BEGIN Records supplied

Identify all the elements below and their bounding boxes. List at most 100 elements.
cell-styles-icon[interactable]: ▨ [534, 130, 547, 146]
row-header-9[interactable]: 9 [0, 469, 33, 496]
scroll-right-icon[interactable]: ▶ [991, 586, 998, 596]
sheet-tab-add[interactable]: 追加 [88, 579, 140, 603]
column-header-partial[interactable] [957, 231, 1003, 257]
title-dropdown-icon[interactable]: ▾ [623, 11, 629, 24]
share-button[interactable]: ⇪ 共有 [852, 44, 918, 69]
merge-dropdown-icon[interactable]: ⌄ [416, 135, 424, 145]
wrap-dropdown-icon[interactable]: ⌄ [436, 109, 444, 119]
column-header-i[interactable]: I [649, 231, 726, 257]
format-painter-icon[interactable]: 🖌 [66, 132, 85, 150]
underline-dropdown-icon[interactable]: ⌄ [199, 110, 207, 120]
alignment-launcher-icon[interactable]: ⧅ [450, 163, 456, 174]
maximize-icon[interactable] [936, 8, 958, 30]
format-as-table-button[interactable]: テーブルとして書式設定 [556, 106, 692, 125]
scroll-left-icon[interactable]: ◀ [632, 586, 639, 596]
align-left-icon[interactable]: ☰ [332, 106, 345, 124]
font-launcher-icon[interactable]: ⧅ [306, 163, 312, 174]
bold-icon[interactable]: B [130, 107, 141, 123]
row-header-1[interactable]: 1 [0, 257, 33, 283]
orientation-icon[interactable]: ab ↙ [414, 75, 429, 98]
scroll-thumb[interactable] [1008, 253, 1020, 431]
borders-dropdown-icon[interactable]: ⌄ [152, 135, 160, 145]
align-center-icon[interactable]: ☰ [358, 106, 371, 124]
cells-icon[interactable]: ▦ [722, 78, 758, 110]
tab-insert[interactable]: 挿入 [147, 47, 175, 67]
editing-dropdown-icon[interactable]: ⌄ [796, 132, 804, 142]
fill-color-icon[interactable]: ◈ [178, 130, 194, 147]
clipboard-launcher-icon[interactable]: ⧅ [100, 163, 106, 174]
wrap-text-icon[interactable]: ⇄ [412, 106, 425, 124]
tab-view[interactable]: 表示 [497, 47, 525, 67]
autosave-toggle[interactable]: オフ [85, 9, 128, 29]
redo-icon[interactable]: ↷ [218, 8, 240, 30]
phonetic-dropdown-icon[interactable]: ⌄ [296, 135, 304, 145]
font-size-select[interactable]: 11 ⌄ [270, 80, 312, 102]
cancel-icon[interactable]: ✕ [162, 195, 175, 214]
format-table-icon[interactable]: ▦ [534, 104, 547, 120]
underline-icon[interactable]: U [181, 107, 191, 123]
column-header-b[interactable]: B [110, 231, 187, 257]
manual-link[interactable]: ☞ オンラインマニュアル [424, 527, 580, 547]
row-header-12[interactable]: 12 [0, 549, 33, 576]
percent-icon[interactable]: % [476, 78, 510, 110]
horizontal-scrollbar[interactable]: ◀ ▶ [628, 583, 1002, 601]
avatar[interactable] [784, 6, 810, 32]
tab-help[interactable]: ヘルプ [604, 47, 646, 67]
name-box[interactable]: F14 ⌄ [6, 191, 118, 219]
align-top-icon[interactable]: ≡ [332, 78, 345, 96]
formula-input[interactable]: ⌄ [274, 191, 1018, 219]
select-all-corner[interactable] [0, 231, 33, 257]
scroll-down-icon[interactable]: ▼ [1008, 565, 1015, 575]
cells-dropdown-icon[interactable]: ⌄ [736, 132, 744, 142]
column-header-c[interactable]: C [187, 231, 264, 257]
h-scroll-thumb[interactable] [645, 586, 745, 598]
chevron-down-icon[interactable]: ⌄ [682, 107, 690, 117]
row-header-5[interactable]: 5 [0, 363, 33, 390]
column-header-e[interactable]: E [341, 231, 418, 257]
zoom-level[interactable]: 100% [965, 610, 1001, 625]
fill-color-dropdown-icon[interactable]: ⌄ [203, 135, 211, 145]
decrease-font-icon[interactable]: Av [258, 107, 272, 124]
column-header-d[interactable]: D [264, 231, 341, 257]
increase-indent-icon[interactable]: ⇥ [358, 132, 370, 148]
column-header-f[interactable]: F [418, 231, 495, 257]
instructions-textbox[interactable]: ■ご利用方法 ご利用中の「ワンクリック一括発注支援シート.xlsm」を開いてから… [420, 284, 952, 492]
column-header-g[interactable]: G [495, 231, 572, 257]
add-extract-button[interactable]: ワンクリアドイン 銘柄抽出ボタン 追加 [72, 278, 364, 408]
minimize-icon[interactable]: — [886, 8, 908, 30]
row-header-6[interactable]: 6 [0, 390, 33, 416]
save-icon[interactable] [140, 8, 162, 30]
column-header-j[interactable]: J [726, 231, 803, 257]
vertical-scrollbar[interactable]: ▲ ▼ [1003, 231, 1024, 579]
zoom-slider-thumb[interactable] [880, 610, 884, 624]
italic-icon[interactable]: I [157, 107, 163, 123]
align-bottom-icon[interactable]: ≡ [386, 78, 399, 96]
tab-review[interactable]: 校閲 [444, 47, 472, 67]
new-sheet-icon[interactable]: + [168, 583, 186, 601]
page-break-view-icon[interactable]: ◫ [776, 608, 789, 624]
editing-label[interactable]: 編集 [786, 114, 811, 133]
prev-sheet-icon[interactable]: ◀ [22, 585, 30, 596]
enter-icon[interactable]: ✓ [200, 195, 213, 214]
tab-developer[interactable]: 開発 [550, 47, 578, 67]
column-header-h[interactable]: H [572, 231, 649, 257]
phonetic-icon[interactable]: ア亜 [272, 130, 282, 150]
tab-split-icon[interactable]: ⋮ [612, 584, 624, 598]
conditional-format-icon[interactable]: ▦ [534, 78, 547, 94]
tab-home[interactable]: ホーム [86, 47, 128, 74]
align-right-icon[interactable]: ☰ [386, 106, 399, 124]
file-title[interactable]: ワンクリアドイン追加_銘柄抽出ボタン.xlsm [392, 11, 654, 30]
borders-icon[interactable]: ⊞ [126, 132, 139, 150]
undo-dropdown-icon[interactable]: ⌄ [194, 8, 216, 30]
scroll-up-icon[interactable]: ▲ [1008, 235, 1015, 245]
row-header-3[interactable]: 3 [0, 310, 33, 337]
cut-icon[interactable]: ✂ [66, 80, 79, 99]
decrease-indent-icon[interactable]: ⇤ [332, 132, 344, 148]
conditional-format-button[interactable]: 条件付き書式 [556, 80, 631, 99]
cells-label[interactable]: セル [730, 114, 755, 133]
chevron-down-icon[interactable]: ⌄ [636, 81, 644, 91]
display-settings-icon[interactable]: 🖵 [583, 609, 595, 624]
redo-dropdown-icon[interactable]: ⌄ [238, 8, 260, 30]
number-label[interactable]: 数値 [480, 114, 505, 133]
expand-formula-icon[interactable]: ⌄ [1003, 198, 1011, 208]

END Records supplied
BEGIN Records supplied

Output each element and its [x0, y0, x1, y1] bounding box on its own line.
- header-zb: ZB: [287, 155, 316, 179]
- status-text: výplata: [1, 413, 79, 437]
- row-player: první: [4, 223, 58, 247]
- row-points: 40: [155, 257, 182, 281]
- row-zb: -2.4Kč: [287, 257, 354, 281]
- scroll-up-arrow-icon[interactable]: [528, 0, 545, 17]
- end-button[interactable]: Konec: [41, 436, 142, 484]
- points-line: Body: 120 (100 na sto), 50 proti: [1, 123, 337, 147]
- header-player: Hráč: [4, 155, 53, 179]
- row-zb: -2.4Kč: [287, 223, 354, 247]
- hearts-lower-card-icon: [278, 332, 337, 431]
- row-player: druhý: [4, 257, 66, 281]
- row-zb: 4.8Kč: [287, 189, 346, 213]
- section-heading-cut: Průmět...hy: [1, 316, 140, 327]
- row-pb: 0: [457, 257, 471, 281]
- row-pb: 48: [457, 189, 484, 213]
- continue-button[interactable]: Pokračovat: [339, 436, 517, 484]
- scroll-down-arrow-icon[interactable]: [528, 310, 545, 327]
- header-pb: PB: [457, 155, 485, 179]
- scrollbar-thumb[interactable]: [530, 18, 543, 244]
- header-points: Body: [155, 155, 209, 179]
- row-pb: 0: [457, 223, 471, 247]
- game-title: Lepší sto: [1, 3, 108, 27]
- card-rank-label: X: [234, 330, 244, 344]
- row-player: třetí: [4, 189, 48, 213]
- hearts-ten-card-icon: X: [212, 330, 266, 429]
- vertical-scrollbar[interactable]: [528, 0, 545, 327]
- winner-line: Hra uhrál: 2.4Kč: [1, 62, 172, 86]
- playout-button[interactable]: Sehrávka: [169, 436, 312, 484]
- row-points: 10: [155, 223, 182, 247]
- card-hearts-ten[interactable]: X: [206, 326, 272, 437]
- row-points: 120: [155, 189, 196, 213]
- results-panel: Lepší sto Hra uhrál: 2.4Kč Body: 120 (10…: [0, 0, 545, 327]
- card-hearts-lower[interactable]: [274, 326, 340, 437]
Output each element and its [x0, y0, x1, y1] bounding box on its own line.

END Records supplied
BEGIN Records supplied

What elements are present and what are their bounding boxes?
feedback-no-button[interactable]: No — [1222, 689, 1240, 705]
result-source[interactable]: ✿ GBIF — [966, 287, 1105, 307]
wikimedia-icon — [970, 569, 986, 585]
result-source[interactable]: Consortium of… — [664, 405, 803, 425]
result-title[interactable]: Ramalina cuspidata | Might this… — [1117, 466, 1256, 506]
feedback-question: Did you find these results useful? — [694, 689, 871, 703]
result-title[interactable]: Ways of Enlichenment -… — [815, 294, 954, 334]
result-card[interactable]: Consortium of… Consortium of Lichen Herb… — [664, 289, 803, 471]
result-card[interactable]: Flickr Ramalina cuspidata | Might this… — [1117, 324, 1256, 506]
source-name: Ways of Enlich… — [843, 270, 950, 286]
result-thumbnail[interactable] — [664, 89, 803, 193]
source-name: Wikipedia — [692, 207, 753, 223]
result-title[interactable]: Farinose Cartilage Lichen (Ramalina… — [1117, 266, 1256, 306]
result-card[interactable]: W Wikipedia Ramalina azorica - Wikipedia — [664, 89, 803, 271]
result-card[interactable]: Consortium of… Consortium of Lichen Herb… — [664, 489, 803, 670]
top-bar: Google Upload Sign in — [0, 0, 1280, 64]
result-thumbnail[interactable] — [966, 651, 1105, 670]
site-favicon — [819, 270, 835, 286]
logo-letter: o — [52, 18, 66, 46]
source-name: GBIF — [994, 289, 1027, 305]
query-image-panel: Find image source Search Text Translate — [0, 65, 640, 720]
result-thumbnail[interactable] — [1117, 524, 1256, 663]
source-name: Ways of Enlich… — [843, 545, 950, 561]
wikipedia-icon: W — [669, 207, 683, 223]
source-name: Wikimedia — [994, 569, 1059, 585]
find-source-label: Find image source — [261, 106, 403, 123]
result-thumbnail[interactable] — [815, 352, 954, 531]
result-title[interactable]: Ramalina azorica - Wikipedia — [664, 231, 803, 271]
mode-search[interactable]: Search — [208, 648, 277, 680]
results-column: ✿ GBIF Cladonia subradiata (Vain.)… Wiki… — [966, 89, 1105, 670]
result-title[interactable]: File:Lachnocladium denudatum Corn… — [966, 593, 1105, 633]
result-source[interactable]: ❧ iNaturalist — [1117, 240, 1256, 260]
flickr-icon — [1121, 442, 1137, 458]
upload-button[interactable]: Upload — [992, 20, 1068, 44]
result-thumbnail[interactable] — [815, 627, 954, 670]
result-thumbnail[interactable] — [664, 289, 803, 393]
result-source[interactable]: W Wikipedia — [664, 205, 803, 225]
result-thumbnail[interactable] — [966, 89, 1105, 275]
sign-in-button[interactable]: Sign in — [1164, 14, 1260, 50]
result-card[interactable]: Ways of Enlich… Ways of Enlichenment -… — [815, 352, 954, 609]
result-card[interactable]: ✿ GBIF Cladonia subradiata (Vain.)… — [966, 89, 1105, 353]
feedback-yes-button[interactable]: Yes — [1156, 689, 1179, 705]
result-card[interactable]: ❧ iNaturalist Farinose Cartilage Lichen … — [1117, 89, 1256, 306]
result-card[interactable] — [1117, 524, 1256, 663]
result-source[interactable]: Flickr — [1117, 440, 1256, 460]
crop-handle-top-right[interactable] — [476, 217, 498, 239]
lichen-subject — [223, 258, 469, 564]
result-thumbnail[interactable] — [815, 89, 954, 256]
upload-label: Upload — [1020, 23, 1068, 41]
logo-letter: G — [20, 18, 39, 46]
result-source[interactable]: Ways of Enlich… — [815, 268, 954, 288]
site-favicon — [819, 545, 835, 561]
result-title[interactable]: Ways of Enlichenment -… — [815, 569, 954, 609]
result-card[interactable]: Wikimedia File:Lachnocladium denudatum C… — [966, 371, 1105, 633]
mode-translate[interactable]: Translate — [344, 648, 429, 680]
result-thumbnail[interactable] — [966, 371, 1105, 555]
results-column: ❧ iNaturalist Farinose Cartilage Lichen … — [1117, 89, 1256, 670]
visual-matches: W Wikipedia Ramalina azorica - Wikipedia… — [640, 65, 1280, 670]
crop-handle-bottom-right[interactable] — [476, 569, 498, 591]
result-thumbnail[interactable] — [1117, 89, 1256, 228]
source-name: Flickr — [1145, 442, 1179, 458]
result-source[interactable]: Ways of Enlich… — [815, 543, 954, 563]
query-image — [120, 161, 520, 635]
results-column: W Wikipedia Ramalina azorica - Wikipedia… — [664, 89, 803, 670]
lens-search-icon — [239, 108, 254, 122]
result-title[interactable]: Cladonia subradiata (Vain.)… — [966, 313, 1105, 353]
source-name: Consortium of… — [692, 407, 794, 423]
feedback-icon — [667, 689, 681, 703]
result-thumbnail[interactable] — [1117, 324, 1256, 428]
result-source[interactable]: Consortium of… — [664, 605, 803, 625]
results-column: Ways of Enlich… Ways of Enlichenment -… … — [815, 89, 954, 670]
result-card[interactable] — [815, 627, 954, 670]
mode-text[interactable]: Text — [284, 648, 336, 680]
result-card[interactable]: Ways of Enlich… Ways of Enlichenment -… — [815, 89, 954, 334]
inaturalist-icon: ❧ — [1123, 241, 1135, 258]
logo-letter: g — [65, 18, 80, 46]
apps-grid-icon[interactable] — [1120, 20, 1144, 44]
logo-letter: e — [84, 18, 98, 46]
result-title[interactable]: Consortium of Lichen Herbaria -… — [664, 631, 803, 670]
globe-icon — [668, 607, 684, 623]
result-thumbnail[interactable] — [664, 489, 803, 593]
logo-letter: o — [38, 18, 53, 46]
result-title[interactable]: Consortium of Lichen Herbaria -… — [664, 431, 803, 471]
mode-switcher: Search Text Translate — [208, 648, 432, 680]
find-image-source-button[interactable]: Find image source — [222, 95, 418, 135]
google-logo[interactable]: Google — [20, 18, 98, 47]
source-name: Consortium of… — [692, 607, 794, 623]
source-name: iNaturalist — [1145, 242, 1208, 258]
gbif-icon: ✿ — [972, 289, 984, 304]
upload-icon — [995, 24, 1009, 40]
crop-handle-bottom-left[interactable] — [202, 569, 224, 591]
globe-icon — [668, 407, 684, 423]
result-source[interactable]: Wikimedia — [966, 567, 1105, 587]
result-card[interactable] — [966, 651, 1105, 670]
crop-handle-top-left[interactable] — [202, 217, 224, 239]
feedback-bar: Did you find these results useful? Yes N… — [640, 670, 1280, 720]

END Records supplied

Change "elements" to "items" in the lines starting at the one containing "What elements are" and ending at the one containing "wikimedia-icon — [970, 569, 986, 585]", leaving everything else unchanged. Return only those lines.

What items are present and what are their bounding boxes?
feedback-no-button[interactable]: No — [1222, 689, 1240, 705]
result-source[interactable]: ✿ GBIF — [966, 287, 1105, 307]
wikimedia-icon — [970, 569, 986, 585]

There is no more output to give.